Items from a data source

******

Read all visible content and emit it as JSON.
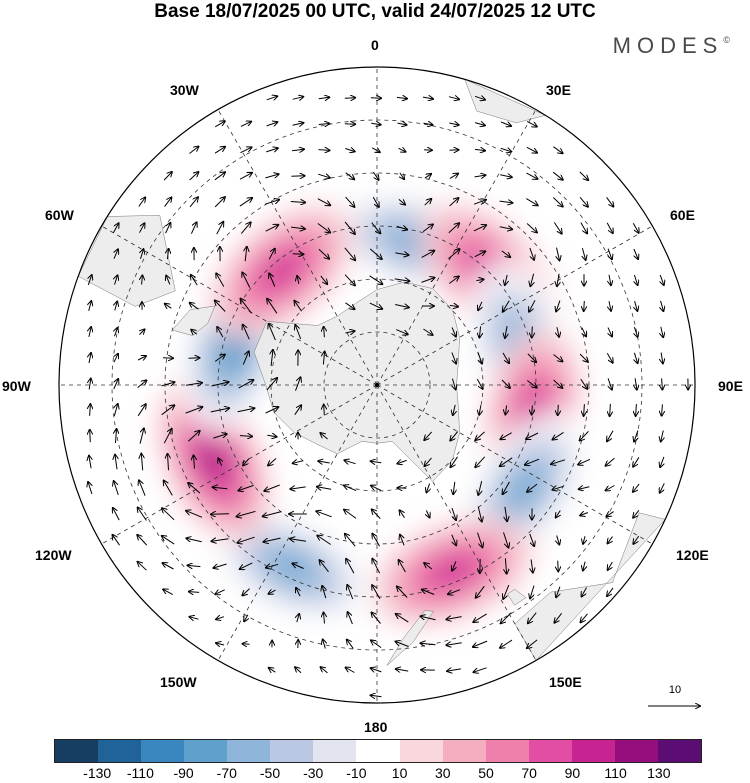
{
  "title": "Base 18/07/2025 00 UTC, valid 24/07/2025 12 UTC",
  "brand": "MODES",
  "brand_mark": "©",
  "longitude_labels": {
    "n0": "0",
    "e30": "30E",
    "e60": "60E",
    "e90": "90E",
    "e120": "120E",
    "e150": "150E",
    "s180": "180",
    "w150": "150W",
    "w120": "120W",
    "w90": "90W",
    "w60": "60W",
    "w30": "30W"
  },
  "reference_vector": {
    "value": "10"
  },
  "colorbar": {
    "colors": [
      "#163e63",
      "#1f6398",
      "#3a86bf",
      "#5fa0cd",
      "#8fb5da",
      "#bac8e3",
      "#e2e4f0",
      "#ffffff",
      "#f8d8dc",
      "#f5aec0",
      "#ef7fab",
      "#e14ea3",
      "#c72391",
      "#960e7e",
      "#5c0d74"
    ],
    "tick_labels": [
      "-130",
      "-110",
      "-90",
      "-70",
      "-50",
      "-30",
      "-10",
      "10",
      "30",
      "50",
      "70",
      "90",
      "110",
      "130"
    ]
  },
  "map": {
    "background": "#ffffff",
    "land_color": "#ebebeb",
    "anomaly_centers": [
      {
        "lon": 15,
        "lat": -62,
        "value": -70
      },
      {
        "lon": 45,
        "lat": -60,
        "value": 70
      },
      {
        "lon": 75,
        "lat": -62,
        "value": -70
      },
      {
        "lon": 100,
        "lat": -60,
        "value": 70
      },
      {
        "lon": 125,
        "lat": -56,
        "value": -70
      },
      {
        "lon": 158,
        "lat": -52,
        "value": 70
      },
      {
        "lon": -155,
        "lat": -52,
        "value": -70
      },
      {
        "lon": -115,
        "lat": -56,
        "value": 90
      },
      {
        "lon": -75,
        "lat": -62,
        "value": -90
      },
      {
        "lon": -40,
        "lat": -62,
        "value": 70
      }
    ]
  }
}
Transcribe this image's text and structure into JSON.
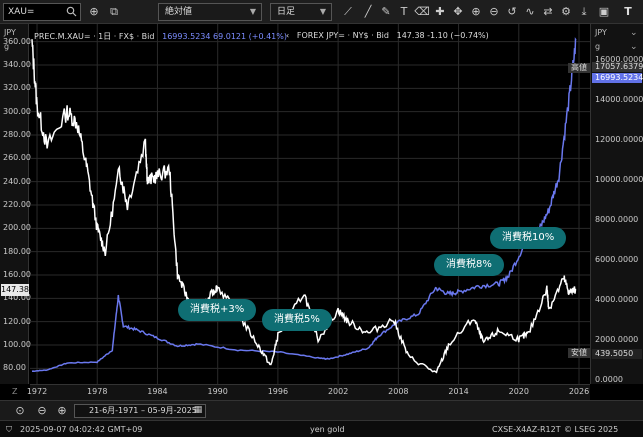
{
  "toolbar": {
    "symbol_value": "XAU=",
    "scale_mode": "絶対値",
    "interval": "日足"
  },
  "legend": {
    "series1_name": "PREC.M.XAU= · 1日 · FX$ · Bid",
    "series1_values": "16993.5234  69.0121 (+0.41%)",
    "series2_name": "FOREX JPY= · NY$ · Bid",
    "series2_values": "147.38  -1.10 (−0.74%)"
  },
  "left_axis": {
    "title": "JPY",
    "subtitle": "g",
    "ticks": [
      "360.00",
      "340.00",
      "320.00",
      "300.00",
      "280.00",
      "260.00",
      "240.00",
      "220.00",
      "200.00",
      "180.00",
      "160.00",
      "140.00",
      "120.00",
      "100.00",
      "80.00"
    ],
    "current_price": "147.38"
  },
  "right_axis": {
    "title": "JPY",
    "subtitle": "g",
    "ticks": [
      "16000.0000",
      "14000.0000",
      "12000.0000",
      "10000.0000",
      "8000.0000",
      "6000.0000",
      "4000.0000",
      "2000.0000",
      "0.0000"
    ],
    "high_value": "17057.6379",
    "last_value": "16993.5234",
    "low_value": "439.5050",
    "high_label": "高値",
    "low_label": "安値"
  },
  "annotations": [
    "消費税+3%",
    "消費税5%",
    "消費税8%",
    "消費税10%"
  ],
  "xaxis_ticks": [
    "1972",
    "1978",
    "1984",
    "1990",
    "1996",
    "2002",
    "2008",
    "2014",
    "2020",
    "2026"
  ],
  "range": {
    "text": "21-6月-1971  –  05-9月-2025"
  },
  "status": {
    "timestamp": "2025-09-07 04:02:42 GMT+09",
    "center": "yen gold",
    "code": "CXSE-X4AZ-R12T",
    "copyright": "© LSEG 2025"
  },
  "colors": {
    "gold_series": "#6a78ee",
    "fx_series": "#ffffff",
    "bubble": "#0f6e73"
  },
  "chart_data": {
    "type": "line",
    "x_range": [
      1971.5,
      2025.7
    ],
    "series": [
      {
        "name": "PREC.M.XAU= · 1日 · FX$ · Bid",
        "axis": "right",
        "x": [
          1971.5,
          1973,
          1975,
          1978,
          1979.5,
          1980.1,
          1980.6,
          1982,
          1984,
          1986,
          1988,
          1992,
          1996,
          2000,
          2001,
          2003,
          2005,
          2006,
          2008,
          2010,
          2011.7,
          2013,
          2014,
          2016,
          2018,
          2019,
          2020.6,
          2022,
          2023,
          2024,
          2025,
          2025.7
        ],
        "y": [
          440,
          500,
          850,
          900,
          1500,
          4200,
          2700,
          2500,
          2100,
          1700,
          1800,
          1500,
          1400,
          1100,
          1050,
          1300,
          1600,
          2200,
          2900,
          3300,
          4600,
          4300,
          4400,
          4700,
          4800,
          5200,
          6800,
          7500,
          8500,
          10200,
          14000,
          16993.5
        ]
      },
      {
        "name": "FOREX JPY= · NY$ · Bid",
        "axis": "left",
        "x": [
          1971.5,
          1972,
          1973,
          1975,
          1976,
          1977,
          1978,
          1978.8,
          1980.2,
          1981,
          1982.8,
          1983,
          1984,
          1985.2,
          1986,
          1987,
          1988,
          1989.5,
          1990,
          1992,
          1994,
          1995.3,
          1996,
          1998.6,
          2000,
          2002,
          2003,
          2005,
          2007.5,
          2009,
          2011.8,
          2013,
          2015.5,
          2016.5,
          2018,
          2020,
          2021,
          2022.8,
          2023,
          2024.5,
          2025,
          2025.7
        ],
        "y": [
          358,
          305,
          270,
          300,
          290,
          250,
          200,
          180,
          250,
          220,
          275,
          240,
          245,
          250,
          160,
          140,
          125,
          145,
          150,
          127,
          100,
          82,
          108,
          145,
          105,
          130,
          120,
          110,
          122,
          90,
          76,
          100,
          123,
          102,
          112,
          105,
          110,
          148,
          131,
          157,
          145,
          147.38
        ]
      }
    ],
    "left_ylim": [
      70,
      370
    ],
    "right_ylim": [
      0,
      17500
    ],
    "grid": true
  }
}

******

__TO DO__. Restate the whole listing above exactly, except for its images.

__OUTPUT__.
Read all visible content and emit it as JSON.
{
  "title": "Base 18/07/2025 00 UTC, valid 24/07/2025 12 UTC",
  "brand": "MODES",
  "brand_mark": "©",
  "longitude_labels": {
    "n0": "0",
    "e30": "30E",
    "e60": "60E",
    "e90": "90E",
    "e120": "120E",
    "e150": "150E",
    "s180": "180",
    "w150": "150W",
    "w120": "120W",
    "w90": "90W",
    "w60": "60W",
    "w30": "30W"
  },
  "reference_vector": {
    "value": "10"
  },
  "colorbar": {
    "colors": [
      "#163e63",
      "#1f6398",
      "#3a86bf",
      "#5fa0cd",
      "#8fb5da",
      "#bac8e3",
      "#e2e4f0",
      "#ffffff",
      "#f8d8dc",
      "#f5aec0",
      "#ef7fab",
      "#e14ea3",
      "#c72391",
      "#960e7e",
      "#5c0d74"
    ],
    "tick_labels": [
      "-130",
      "-110",
      "-90",
      "-70",
      "-50",
      "-30",
      "-10",
      "10",
      "30",
      "50",
      "70",
      "90",
      "110",
      "130"
    ]
  },
  "map": {
    "background": "#ffffff",
    "land_color": "#ebebeb",
    "anomaly_centers": [
      {
        "lon": 15,
        "lat": -62,
        "value": -70
      },
      {
        "lon": 45,
        "lat": -60,
        "value": 70
      },
      {
        "lon": 75,
        "lat": -62,
        "value": -70
      },
      {
        "lon": 100,
        "lat": -60,
        "value": 70
      },
      {
        "lon": 125,
        "lat": -56,
        "value": -70
      },
      {
        "lon": 158,
        "lat": -52,
        "value": 70
      },
      {
        "lon": -155,
        "lat": -52,
        "value": -70
      },
      {
        "lon": -115,
        "lat": -56,
        "value": 90
      },
      {
        "lon": -75,
        "lat": -62,
        "value": -90
      },
      {
        "lon": -40,
        "lat": -62,
        "value": 70
      }
    ]
  }
}
Transcribe this image's text and structure into JSON.
{
  "toolbar": {
    "symbol_value": "XAU=",
    "scale_mode": "絶対値",
    "interval": "日足"
  },
  "legend": {
    "series1_name": "PREC.M.XAU= · 1日 · FX$ · Bid",
    "series1_values": "16993.5234  69.0121 (+0.41%)",
    "series2_name": "FOREX JPY= · NY$ · Bid",
    "series2_values": "147.38  -1.10 (−0.74%)"
  },
  "left_axis": {
    "title": "JPY",
    "subtitle": "g",
    "ticks": [
      "360.00",
      "340.00",
      "320.00",
      "300.00",
      "280.00",
      "260.00",
      "240.00",
      "220.00",
      "200.00",
      "180.00",
      "160.00",
      "140.00",
      "120.00",
      "100.00",
      "80.00"
    ],
    "current_price": "147.38"
  },
  "right_axis": {
    "title": "JPY",
    "subtitle": "g",
    "ticks": [
      "16000.0000",
      "14000.0000",
      "12000.0000",
      "10000.0000",
      "8000.0000",
      "6000.0000",
      "4000.0000",
      "2000.0000",
      "0.0000"
    ],
    "high_value": "17057.6379",
    "last_value": "16993.5234",
    "low_value": "439.5050",
    "high_label": "高値",
    "low_label": "安値"
  },
  "annotations": [
    "消費税+3%",
    "消費税5%",
    "消費税8%",
    "消費税10%"
  ],
  "xaxis_ticks": [
    "1972",
    "1978",
    "1984",
    "1990",
    "1996",
    "2002",
    "2008",
    "2014",
    "2020",
    "2026"
  ],
  "range": {
    "text": "21-6月-1971  –  05-9月-2025"
  },
  "status": {
    "timestamp": "2025-09-07 04:02:42 GMT+09",
    "center": "yen gold",
    "code": "CXSE-X4AZ-R12T",
    "copyright": "© LSEG 2025"
  },
  "colors": {
    "gold_series": "#6a78ee",
    "fx_series": "#ffffff",
    "bubble": "#0f6e73"
  },
  "chart_data": {
    "type": "line",
    "x_range": [
      1971.5,
      2025.7
    ],
    "series": [
      {
        "name": "PREC.M.XAU= · 1日 · FX$ · Bid",
        "axis": "right",
        "x": [
          1971.5,
          1973,
          1975,
          1978,
          1979.5,
          1980.1,
          1980.6,
          1982,
          1984,
          1986,
          1988,
          1992,
          1996,
          2000,
          2001,
          2003,
          2005,
          2006,
          2008,
          2010,
          2011.7,
          2013,
          2014,
          2016,
          2018,
          2019,
          2020.6,
          2022,
          2023,
          2024,
          2025,
          2025.7
        ],
        "y": [
          440,
          500,
          850,
          900,
          1500,
          4200,
          2700,
          2500,
          2100,
          1700,
          1800,
          1500,
          1400,
          1100,
          1050,
          1300,
          1600,
          2200,
          2900,
          3300,
          4600,
          4300,
          4400,
          4700,
          4800,
          5200,
          6800,
          7500,
          8500,
          10200,
          14000,
          16993.5
        ]
      },
      {
        "name": "FOREX JPY= · NY$ · Bid",
        "axis": "left",
        "x": [
          1971.5,
          1972,
          1973,
          1975,
          1976,
          1977,
          1978,
          1978.8,
          1980.2,
          1981,
          1982.8,
          1983,
          1984,
          1985.2,
          1986,
          1987,
          1988,
          1989.5,
          1990,
          1992,
          1994,
          1995.3,
          1996,
          1998.6,
          2000,
          2002,
          2003,
          2005,
          2007.5,
          2009,
          2011.8,
          2013,
          2015.5,
          2016.5,
          2018,
          2020,
          2021,
          2022.8,
          2023,
          2024.5,
          2025,
          2025.7
        ],
        "y": [
          358,
          305,
          270,
          300,
          290,
          250,
          200,
          180,
          250,
          220,
          275,
          240,
          245,
          250,
          160,
          140,
          125,
          145,
          150,
          127,
          100,
          82,
          108,
          145,
          105,
          130,
          120,
          110,
          122,
          90,
          76,
          100,
          123,
          102,
          112,
          105,
          110,
          148,
          131,
          157,
          145,
          147.38
        ]
      }
    ],
    "left_ylim": [
      70,
      370
    ],
    "right_ylim": [
      0,
      17500
    ],
    "grid": true
  }
}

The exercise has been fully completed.